#### Task:
What is the number of lines holding the word "Dieſta"? Give that number alone.

[Raw records]
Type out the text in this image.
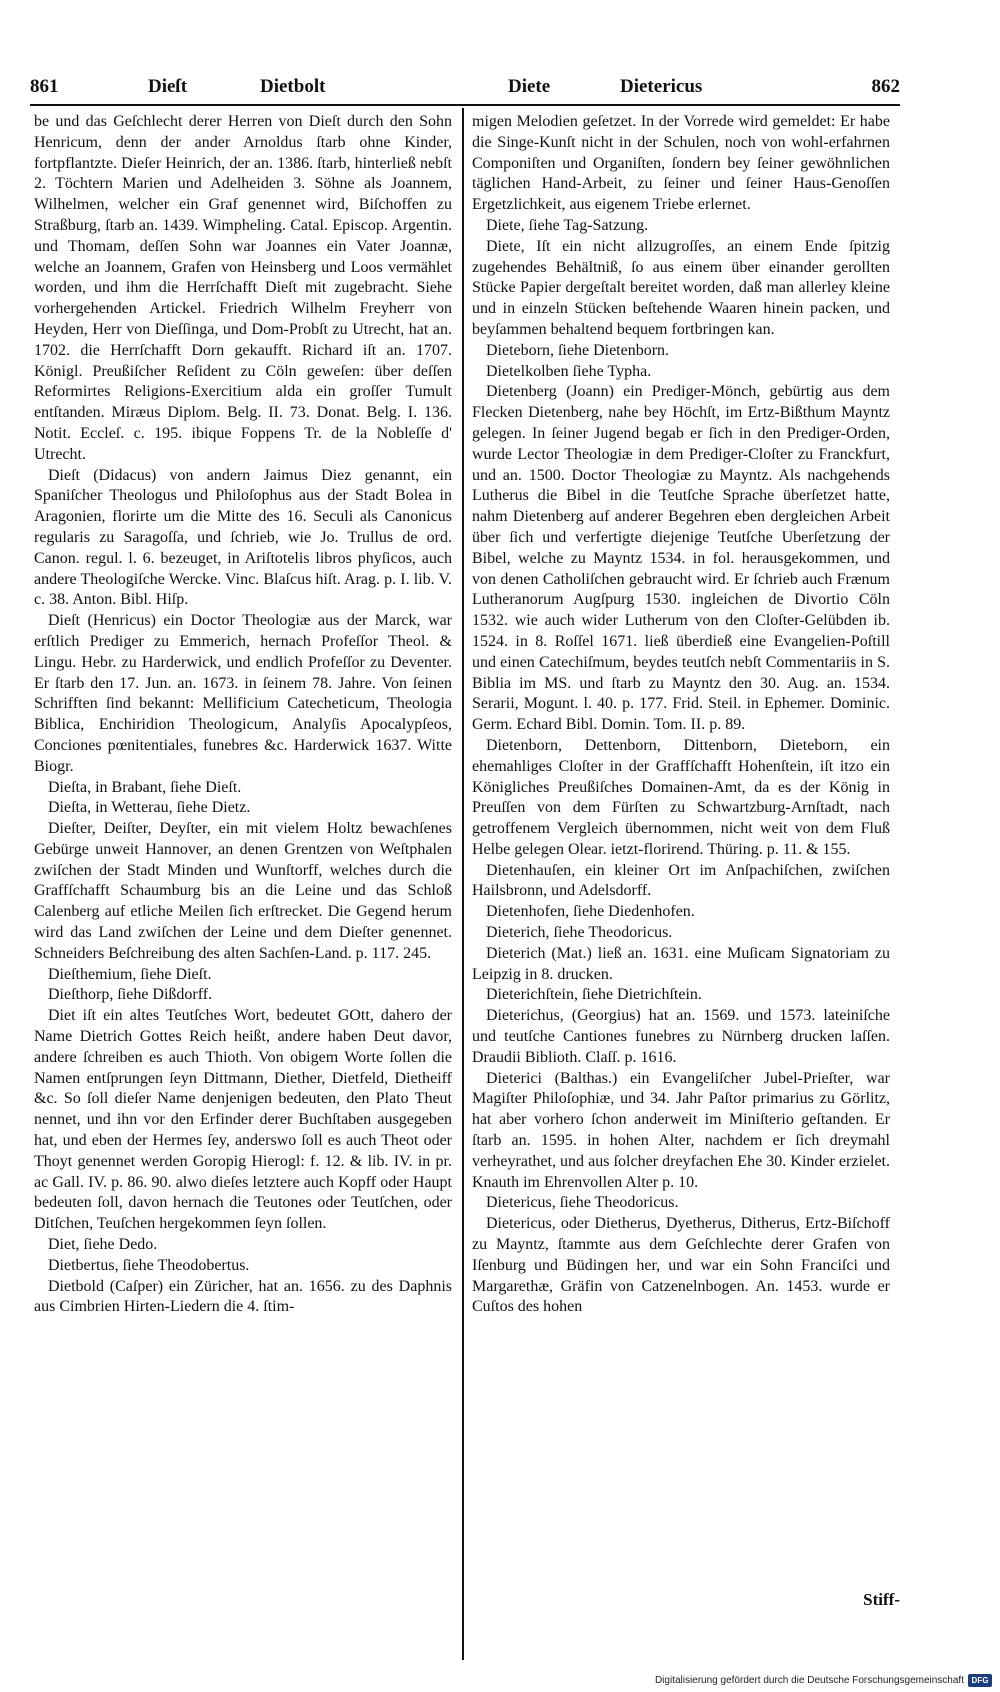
861	Dieſt	Dietbolt	Diete	Dietericus	862

be und das Geſchlecht derer Herren von Dieſt durch den Sohn Henricum, denn der ander Arnoldus ſtarb ohne Kinder, fortpflantzte. Dieſer Heinrich, der an. 1386. ſtarb, hinterließ nebſt 2. Töchtern Marien und Adelheiden 3. Söhne als Joannem, Wilhelmen, welcher ein Graf genennet wird, Biſchoffen zu Straßburg, ſtarb an. 1439. Wimpheling. Catal. Episcop. Argentin. und Thomam, deſſen Sohn war Joannes ein Vater Joannæ, welche an Joannem, Grafen von Heinsberg und Loos vermählet worden, und ihm die Herrſchafft Dieſt mit zugebracht. Siehe vorhergehenden Artickel. Friedrich Wilhelm Freyherr von Heyden, Herr von Dieſſinga, und Dom-Probſt zu Utrecht, hat an. 1702. die Herrſchafft Dorn gekaufft. Richard iſt an. 1707. Königl. Preußiſcher Reſident zu Cöln geweſen: über deſſen Reformirtes Religions-Exercitium alda ein groſſer Tumult entſtanden. Miræus Diplom. Belg. II. 73. Donat. Belg. I. 136. Notit. Eccleſ. c. 195. ibique Foppens Tr. de la Nobleſſe d' Utrecht.

Dieſt (Didacus) von andern Jaimus Diez genannt, ein Spaniſcher Theologus und Philoſophus aus der Stadt Bolea in Aragonien, florirte um die Mitte des 16. Seculi als Canonicus regularis zu Saragoſſa, und ſchrieb, wie Jo. Trullus de ord. Canon. regul. l. 6. bezeuget, in Ariſtotelis libros phyſicos, auch andere Theologiſche Wercke. Vinc. Blaſcus hiſt. Arag. p. I. lib. V. c. 38. Anton. Bibl. Hiſp.

Dieſt (Henricus) ein Doctor Theologiæ aus der Marck, war erſtlich Prediger zu Emmerich, hernach Profeſſor Theol. & Lingu. Hebr. zu Harderwick, und endlich Profeſſor zu Deventer. Er ſtarb den 17. Jun. an. 1673. in ſeinem 78. Jahre. Von ſeinen Schrifften ſind bekannt: Mellificium Catecheticum, Theologia Biblica, Enchiridion Theologicum, Analyſis Apocalypſeos, Conciones pœnitentiales, funebres &c. Harderwick 1637. Witte Biogr.

Dieſta, in Brabant, ſiehe Dieſt.

Dieſta, in Wetterau, ſiehe Dietz.

Dieſter, Deiſter, Deyſter, ein mit vielem Holtz bewachſenes Gebürge unweit Hannover, an denen Grentzen von Weſtphalen zwiſchen der Stadt Minden und Wunſtorff, welches durch die Graffſchafft Schaumburg bis an die Leine und das Schloß Calenberg auf etliche Meilen ſich erſtrecket. Die Gegend herum wird das Land zwiſchen der Leine und dem Dieſter genennet. Schneiders Beſchreibung des alten Sachſen-Land. p. 117. 245.

Dieſthemium, ſiehe Dieſt.

Dieſthorp, ſiehe Dißdorff.

Diet iſt ein altes Teutſches Wort, bedeutet GOtt, dahero der Name Dietrich Gottes Reich heißt, andere haben Deut davor, andere ſchreiben es auch Thioth. Von obigem Worte ſollen die Namen entſprungen ſeyn Dittmann, Diether, Dietfeld, Dietheiff &c. So ſoll dieſer Name denjenigen bedeuten, den Plato Theut nennet, und ihn vor den Erfinder derer Buchſtaben ausgegeben hat, und eben der Hermes ſey, anderswo ſoll es auch Theot oder Thoyt genennet werden Goropig Hierogl: f. 12. & lib. IV. in pr. ac Gall. IV. p. 86. 90. alwo dieſes letztere auch Kopff oder Haupt bedeuten ſoll, davon hernach die Teutones oder Teutſchen, oder Ditſchen, Teuſchen hergekommen ſeyn ſollen.

Diet, ſiehe Dedo.

Dietbertus, ſiehe Theodobertus.

Dietbold (Caſper) ein Züricher, hat an. 1656. zu des Daphnis aus Cimbrien Hirten-Liedern die 4. ſtim-

migen Melodien geſetzet. In der Vorrede wird gemeldet: Er habe die Singe-Kunſt nicht in der Schulen, noch von wohl-erfahrnen Componiſten und Organiſten, ſondern bey ſeiner gewöhnlichen täglichen Hand-Arbeit, zu ſeiner und ſeiner Haus-Genoſſen Ergetzlichkeit, aus eigenem Triebe erlernet.

Diete, ſiehe Tag-Satzung.

Diete, Iſt ein nicht allzugroſſes, an einem Ende ſpitzig zugehendes Behältniß, ſo aus einem über einander gerollten Stücke Papier dergeſtalt bereitet worden, daß man allerley kleine und in einzeln Stücken beſtehende Waaren hinein packen, und beyſammen behaltend bequem fortbringen kan.

Dieteborn, ſiehe Dietenborn.

Dietelkolben ſiehe Typha.

Dietenberg (Joann) ein Prediger-Mönch, gebürtig aus dem Flecken Dietenberg, nahe bey Höchſt, im Ertz-Bißthum Mayntz gelegen. In ſeiner Jugend begab er ſich in den Prediger-Orden, wurde Lector Theologiæ in dem Prediger-Cloſter zu Franckfurt, und an. 1500. Doctor Theologiæ zu Mayntz. Als nachgehends Lutherus die Bibel in die Teutſche Sprache überſetzet hatte, nahm Dietenberg auf anderer Begehren eben dergleichen Arbeit über ſich und verfertigte diejenige Teutſche Uberſetzung der Bibel, welche zu Mayntz 1534. in fol. herausgekommen, und von denen Catholiſchen gebraucht wird. Er ſchrieb auch Frænum Lutheranorum Augſpurg 1530. ingleichen de Divortio Cöln 1532. wie auch wider Lutherum von den Cloſter-Gelübden ib. 1524. in 8. Roſſel 1671. ließ überdieß eine Evangelien-Poſtill und einen Catechiſmum, beydes teutſch nebſt Commentariis in S. Biblia im MS. und ſtarb zu Mayntz den 30. Aug. an. 1534. Serarii, Mogunt. l. 40. p. 177. Frid. Steil. in Ephemer. Dominic. Germ. Echard Bibl. Domin. Tom. II. p. 89.

Dietenborn, Dettenborn, Dittenborn, Dieteborn, ein ehemahliges Cloſter in der Graffſchafft Hohenſtein, iſt itzo ein Königliches Preußiſches Domainen-Amt, da es der König in Preuſſen von dem Fürſten zu Schwartzburg-Arnſtadt, nach getroffenem Vergleich übernommen, nicht weit von dem Fluß Helbe gelegen Olear. ietzt-florirend. Thüring. p. 11. & 155.

Dietenhauſen, ein kleiner Ort im Anſpachiſchen, zwiſchen Hailsbronn, und Adelsdorff.

Dietenhofen, ſiehe Diedenhofen.

Dieterich, ſiehe Theodoricus.

Dieterich (Mat.) ließ an. 1631. eine Muſicam Signatoriam zu Leipzig in 8. drucken.

Dieterichſtein, ſiehe Dietrichſtein.

Dieterichus, (Georgius) hat an. 1569. und 1573. lateiniſche und teutſche Cantiones funebres zu Nürnberg drucken laſſen. Draudii Biblioth. Claſſ. p. 1616.

Dieterici (Balthas.) ein Evangeliſcher Jubel-Prieſter, war Magiſter Philoſophiæ, und 34. Jahr Paſtor primarius zu Görlitz, hat aber vorhero ſchon anderweit im Miniſterio geſtanden. Er ſtarb an. 1595. in hohen Alter, nachdem er ſich dreymahl verheyrathet, und aus ſolcher dreyfachen Ehe 30. Kinder erzielet. Knauth im Ehrenvollen Alter p. 10.

Dietericus, ſiehe Theodoricus.

Dietericus, oder Dietherus, Dyetherus, Ditherus, Ertz-Biſchoff zu Mayntz, ſtammte aus dem Geſchlechte derer Grafen von Iſenburg und Büdingen her, und war ein Sohn Franciſci und Margarethæ, Gräfin von Catzenelnbogen. An. 1453. wurde er Cuſtos des hohen

Stiff-
Digitalisierung gefördert durch die Deutsche Forschungsgemeinschaft DFG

#### Solution to this exercise:
2